> **Exercise material**
+--

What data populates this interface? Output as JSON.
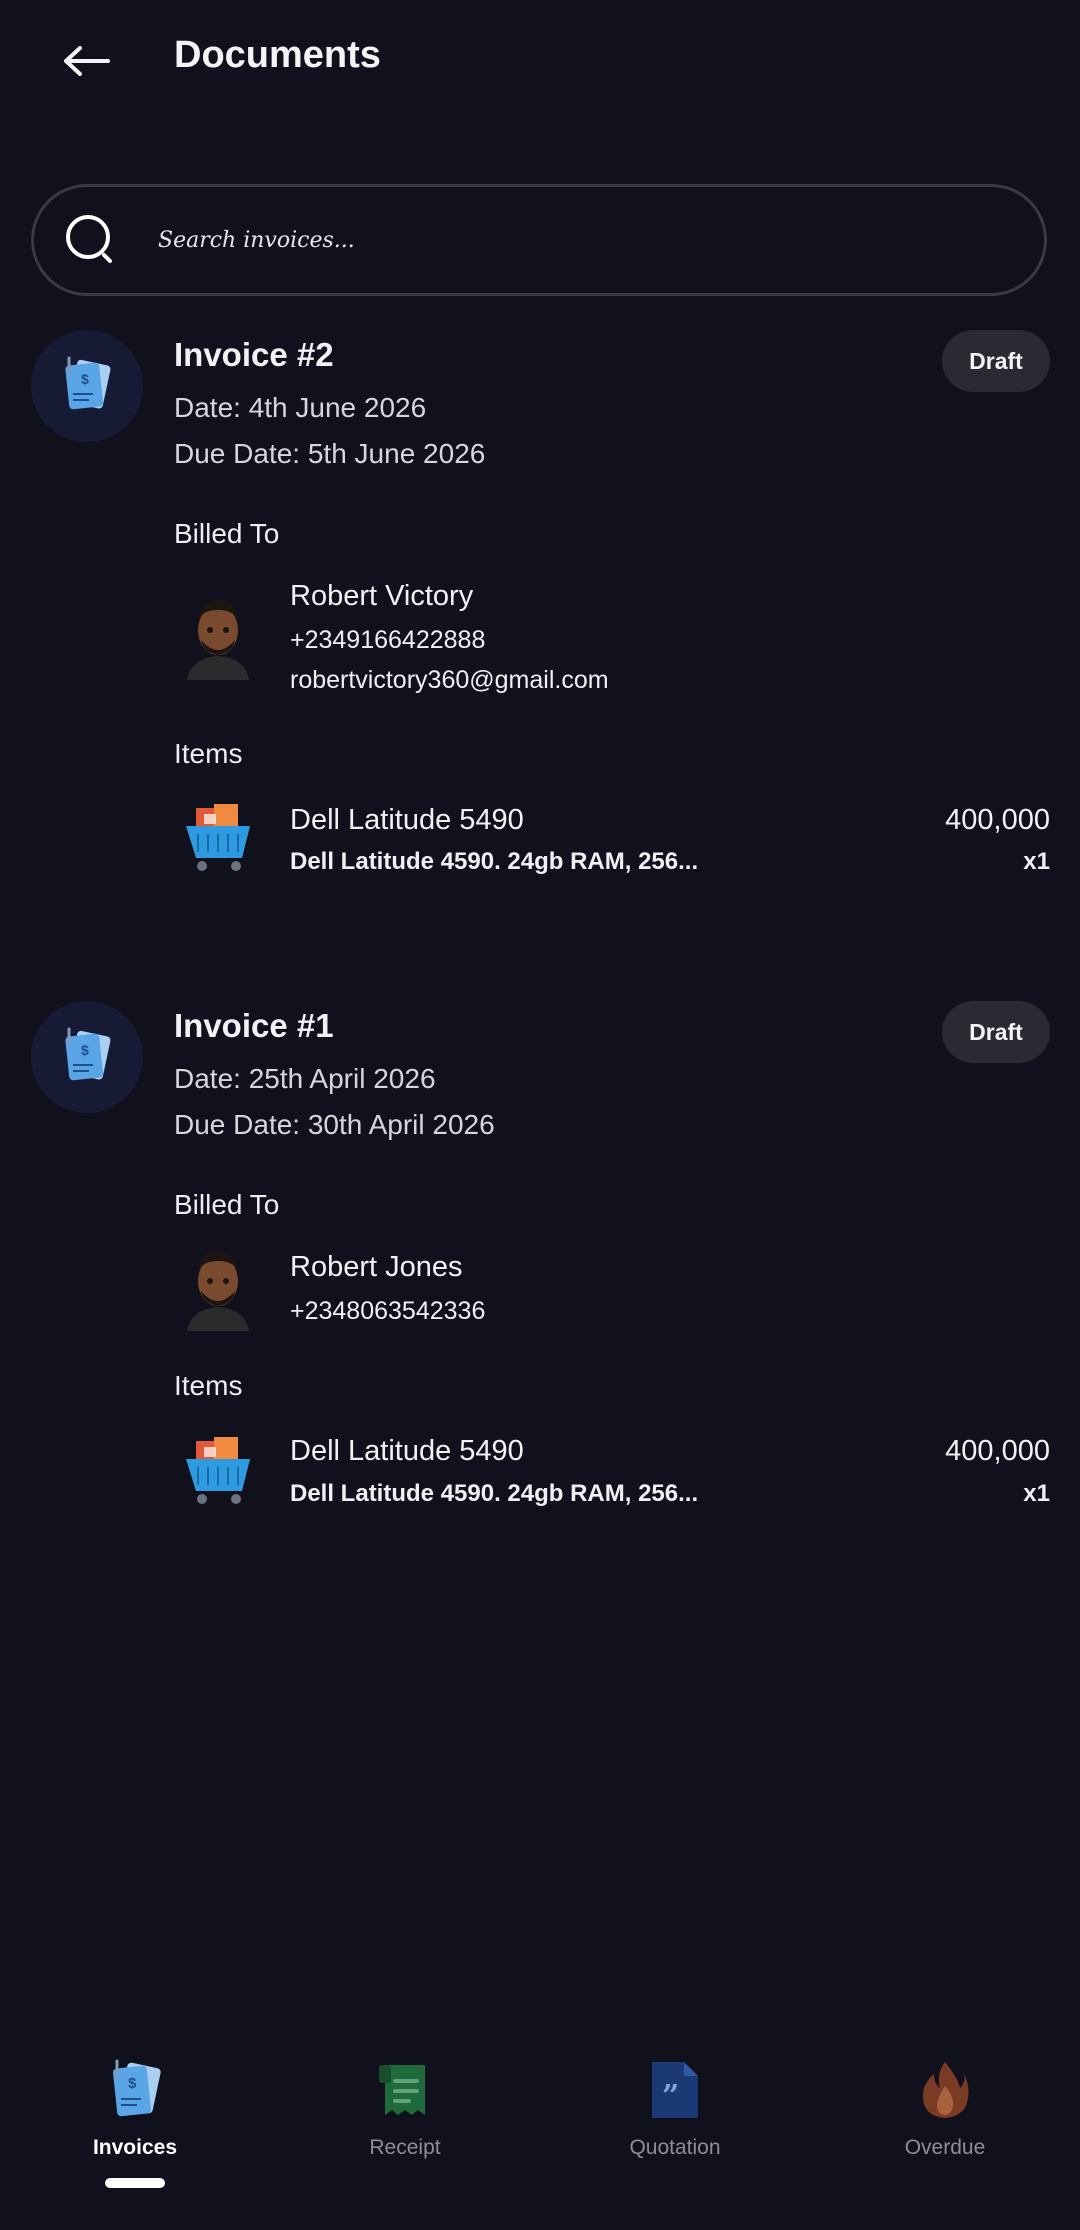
{
  "header": {
    "title": "Documents",
    "back_icon": "arrow-left-icon"
  },
  "search": {
    "placeholder": "Search invoices...",
    "value": "",
    "icon": "search-icon"
  },
  "invoices": [
    {
      "title": "Invoice #2",
      "status": "Draft",
      "date": "Date: 4th June 2026",
      "due_date": "Due Date: 5th June 2026",
      "billed_to_label": "Billed To",
      "client": {
        "name": "Robert Victory",
        "phone": "+2349166422888",
        "email": "robertvictory360@gmail.com"
      },
      "items_label": "Items",
      "items": [
        {
          "name": "Dell Latitude 5490",
          "description": "Dell Latitude 4590. 24gb RAM, 256...",
          "price": "400,000",
          "qty": "x1"
        }
      ]
    },
    {
      "title": "Invoice #1",
      "status": "Draft",
      "date": "Date: 25th April 2026",
      "due_date": "Due Date: 30th April 2026",
      "billed_to_label": "Billed To",
      "client": {
        "name": "Robert Jones",
        "phone": "+2348063542336"
      },
      "items_label": "Items",
      "items": [
        {
          "name": "Dell Latitude 5490",
          "description": "Dell Latitude 4590. 24gb RAM, 256...",
          "price": "400,000",
          "qty": "x1"
        }
      ]
    }
  ],
  "bottom_nav": {
    "items": [
      {
        "label": "Invoices",
        "icon": "invoice-icon",
        "active": true
      },
      {
        "label": "Receipt",
        "icon": "receipt-icon",
        "active": false
      },
      {
        "label": "Quotation",
        "icon": "quotation-icon",
        "active": false
      },
      {
        "label": "Overdue",
        "icon": "fire-icon",
        "active": false
      }
    ]
  },
  "colors": {
    "background": "#11111d",
    "badge": "#2a2a32",
    "search_border": "#3a3a45",
    "avatar_bg": "#171a35"
  }
}
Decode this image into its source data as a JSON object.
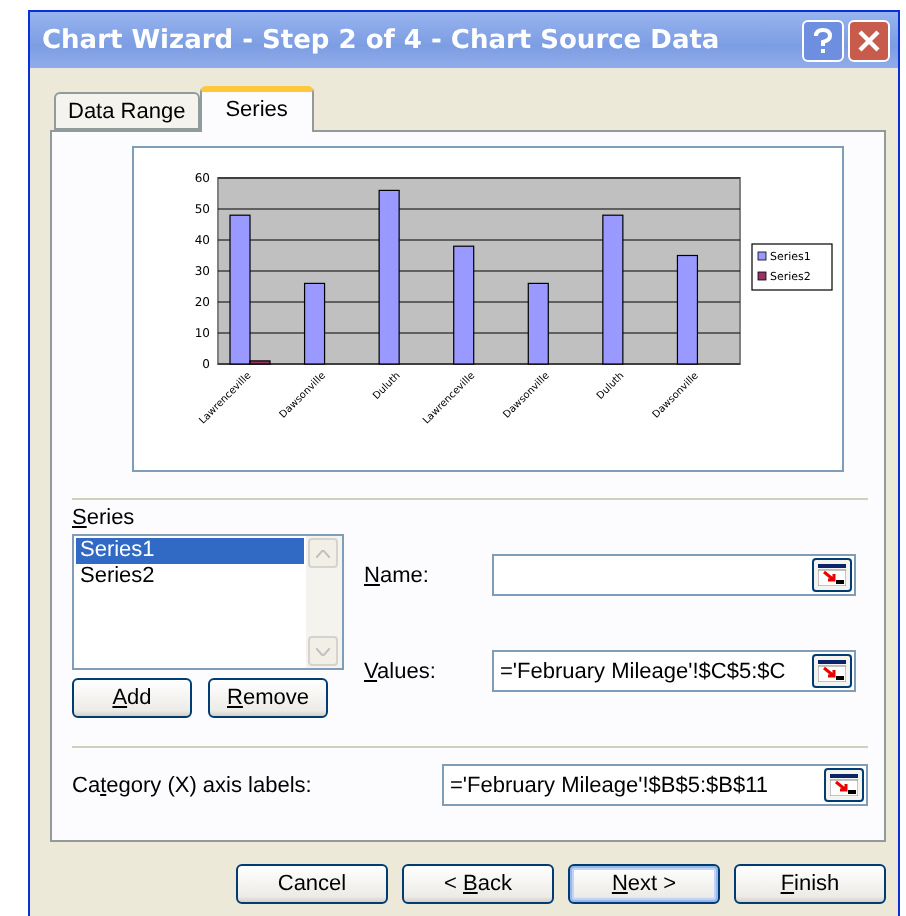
{
  "window": {
    "title": "Chart Wizard - Step 2 of 4 - Chart Source Data"
  },
  "tabs": [
    {
      "label": "Data Range",
      "selected": false
    },
    {
      "label": "Series",
      "selected": true
    }
  ],
  "chart_data": {
    "type": "bar",
    "categories": [
      "Lawrenceville",
      "Dawsonville",
      "Duluth",
      "Lawrenceville",
      "Dawsonville",
      "Duluth",
      "Dawsonville"
    ],
    "series": [
      {
        "name": "Series1",
        "color": "#9999ff",
        "values": [
          48,
          26,
          56,
          38,
          26,
          48,
          35
        ]
      },
      {
        "name": "Series2",
        "color": "#993366",
        "values": [
          1,
          null,
          null,
          null,
          null,
          null,
          null
        ]
      }
    ],
    "ylim": [
      0,
      60
    ],
    "yticks": [
      0,
      10,
      20,
      30,
      40,
      50,
      60
    ],
    "grid": true,
    "legend": "right"
  },
  "series_section": {
    "label": "Series",
    "items": [
      {
        "label": "Series1",
        "selected": true
      },
      {
        "label": "Series2",
        "selected": false
      }
    ],
    "buttons": [
      {
        "label": "Add"
      },
      {
        "label": "Remove"
      }
    ]
  },
  "fields": [
    {
      "label": "Name:"
    },
    {
      "label": "Values:",
      "value": "='February Mileage'!$C$5:$C"
    }
  ],
  "category_field": {
    "label": "Category (X) axis labels:",
    "value": "='February Mileage'!$B$5:$B$11"
  },
  "buttons": [
    {
      "label": "Cancel",
      "default": false
    },
    {
      "label": "< Back",
      "default": false
    },
    {
      "label": "Next >",
      "default": true
    },
    {
      "label": "Finish",
      "default": false
    }
  ]
}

+--

> **Problem requirements**
Skipping the pictures, transcribe each line above exactly as it appears.

> **Exercise answer**
What data populates this interface? Output as JSON.
{
  "header": {
    "title": "Documents",
    "back_icon": "arrow-left-icon"
  },
  "search": {
    "placeholder": "Search invoices...",
    "value": "",
    "icon": "search-icon"
  },
  "invoices": [
    {
      "title": "Invoice #2",
      "status": "Draft",
      "date": "Date: 4th June 2026",
      "due_date": "Due Date: 5th June 2026",
      "billed_to_label": "Billed To",
      "client": {
        "name": "Robert Victory",
        "phone": "+2349166422888",
        "email": "robertvictory360@gmail.com"
      },
      "items_label": "Items",
      "items": [
        {
          "name": "Dell Latitude 5490",
          "description": "Dell Latitude 4590. 24gb RAM, 256...",
          "price": "400,000",
          "qty": "x1"
        }
      ]
    },
    {
      "title": "Invoice #1",
      "status": "Draft",
      "date": "Date: 25th April 2026",
      "due_date": "Due Date: 30th April 2026",
      "billed_to_label": "Billed To",
      "client": {
        "name": "Robert Jones",
        "phone": "+2348063542336"
      },
      "items_label": "Items",
      "items": [
        {
          "name": "Dell Latitude 5490",
          "description": "Dell Latitude 4590. 24gb RAM, 256...",
          "price": "400,000",
          "qty": "x1"
        }
      ]
    }
  ],
  "bottom_nav": {
    "items": [
      {
        "label": "Invoices",
        "icon": "invoice-icon",
        "active": true
      },
      {
        "label": "Receipt",
        "icon": "receipt-icon",
        "active": false
      },
      {
        "label": "Quotation",
        "icon": "quotation-icon",
        "active": false
      },
      {
        "label": "Overdue",
        "icon": "fire-icon",
        "active": false
      }
    ]
  },
  "colors": {
    "background": "#11111d",
    "badge": "#2a2a32",
    "search_border": "#3a3a45",
    "avatar_bg": "#171a35"
  }
}
Decode this image into its source data as a JSON object.
{
  "window": {
    "title": "Chart Wizard - Step 2 of 4 - Chart Source Data"
  },
  "tabs": [
    {
      "label": "Data Range",
      "selected": false
    },
    {
      "label": "Series",
      "selected": true
    }
  ],
  "chart_data": {
    "type": "bar",
    "categories": [
      "Lawrenceville",
      "Dawsonville",
      "Duluth",
      "Lawrenceville",
      "Dawsonville",
      "Duluth",
      "Dawsonville"
    ],
    "series": [
      {
        "name": "Series1",
        "color": "#9999ff",
        "values": [
          48,
          26,
          56,
          38,
          26,
          48,
          35
        ]
      },
      {
        "name": "Series2",
        "color": "#993366",
        "values": [
          1,
          null,
          null,
          null,
          null,
          null,
          null
        ]
      }
    ],
    "ylim": [
      0,
      60
    ],
    "yticks": [
      0,
      10,
      20,
      30,
      40,
      50,
      60
    ],
    "grid": true,
    "legend": "right"
  },
  "series_section": {
    "label": "Series",
    "items": [
      {
        "label": "Series1",
        "selected": true
      },
      {
        "label": "Series2",
        "selected": false
      }
    ],
    "buttons": [
      {
        "label": "Add"
      },
      {
        "label": "Remove"
      }
    ]
  },
  "fields": [
    {
      "label": "Name:"
    },
    {
      "label": "Values:",
      "value": "='February Mileage'!$C$5:$C"
    }
  ],
  "category_field": {
    "label": "Category (X) axis labels:",
    "value": "='February Mileage'!$B$5:$B$11"
  },
  "buttons": [
    {
      "label": "Cancel",
      "default": false
    },
    {
      "label": "< Back",
      "default": false
    },
    {
      "label": "Next >",
      "default": true
    },
    {
      "label": "Finish",
      "default": false
    }
  ]
}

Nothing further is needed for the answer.